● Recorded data
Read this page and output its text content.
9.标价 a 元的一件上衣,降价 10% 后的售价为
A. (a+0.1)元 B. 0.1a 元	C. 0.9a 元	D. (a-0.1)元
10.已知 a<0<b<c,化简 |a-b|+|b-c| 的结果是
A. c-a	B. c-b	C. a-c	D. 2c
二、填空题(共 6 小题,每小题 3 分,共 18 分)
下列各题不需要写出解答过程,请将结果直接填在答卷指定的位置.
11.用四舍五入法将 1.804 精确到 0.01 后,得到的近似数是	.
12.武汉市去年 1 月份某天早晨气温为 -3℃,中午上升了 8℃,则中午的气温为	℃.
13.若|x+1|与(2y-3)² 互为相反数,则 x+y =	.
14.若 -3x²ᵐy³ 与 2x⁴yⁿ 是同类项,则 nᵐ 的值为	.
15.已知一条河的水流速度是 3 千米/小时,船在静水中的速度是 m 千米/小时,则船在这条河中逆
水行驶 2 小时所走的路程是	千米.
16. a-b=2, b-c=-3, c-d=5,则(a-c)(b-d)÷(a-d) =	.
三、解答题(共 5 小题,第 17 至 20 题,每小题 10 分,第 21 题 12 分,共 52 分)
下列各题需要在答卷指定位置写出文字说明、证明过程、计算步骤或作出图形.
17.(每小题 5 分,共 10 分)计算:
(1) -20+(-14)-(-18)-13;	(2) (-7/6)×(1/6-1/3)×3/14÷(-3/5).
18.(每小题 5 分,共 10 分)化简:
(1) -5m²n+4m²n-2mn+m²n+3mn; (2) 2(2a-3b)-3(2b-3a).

● WORK TO BE COMPLETED
Your task is to output all of the data above word for word.

● EXERCISE SOLUTION
Read this page and output its text content.
9.标价 a 元的一件上衣,降价 10% 后的售价为
A. (a+0.1)元 B. 0.1a 元	C. 0.9a 元	D. (a-0.1)元
10.已知 a<0<b<c,化简 |a-b|+|b-c| 的结果是
A. c-a	B. c-b	C. a-c	D. 2c
二、填空题(共 6 小题,每小题 3 分,共 18 分)
下列各题不需要写出解答过程,请将结果直接填在答卷指定的位置.
11.用四舍五入法将 1.804 精确到 0.01 后,得到的近似数是	.
12.武汉市去年 1 月份某天早晨气温为 -3℃,中午上升了 8℃,则中午的气温为	℃.
13.若|x+1|与(2y-3)² 互为相反数,则 x+y =	.
14.若 -3x²ᵐy³ 与 2x⁴yⁿ 是同类项,则 nᵐ 的值为	.
15.已知一条河的水流速度是 3 千米/小时,船在静水中的速度是 m 千米/小时,则船在这条河中逆
水行驶 2 小时所走的路程是	千米.
16. a-b=2, b-c=-3, c-d=5,则(a-c)(b-d)÷(a-d) =	.
三、解答题(共 5 小题,第 17 至 20 题,每小题 10 分,第 21 题 12 分,共 52 分)
下列各题需要在答卷指定位置写出文字说明、证明过程、计算步骤或作出图形.
17.(每小题 5 分,共 10 分)计算:
(1) -20+(-14)-(-18)-13;	(2) (-7/6)×(1/6-1/3)×3/14÷(-3/5).
18.(每小题 5 分,共 10 分)化简:
(1) -5m²n+4m²n-2mn+m²n+3mn; (2) 2(2a-3b)-3(2b-3a).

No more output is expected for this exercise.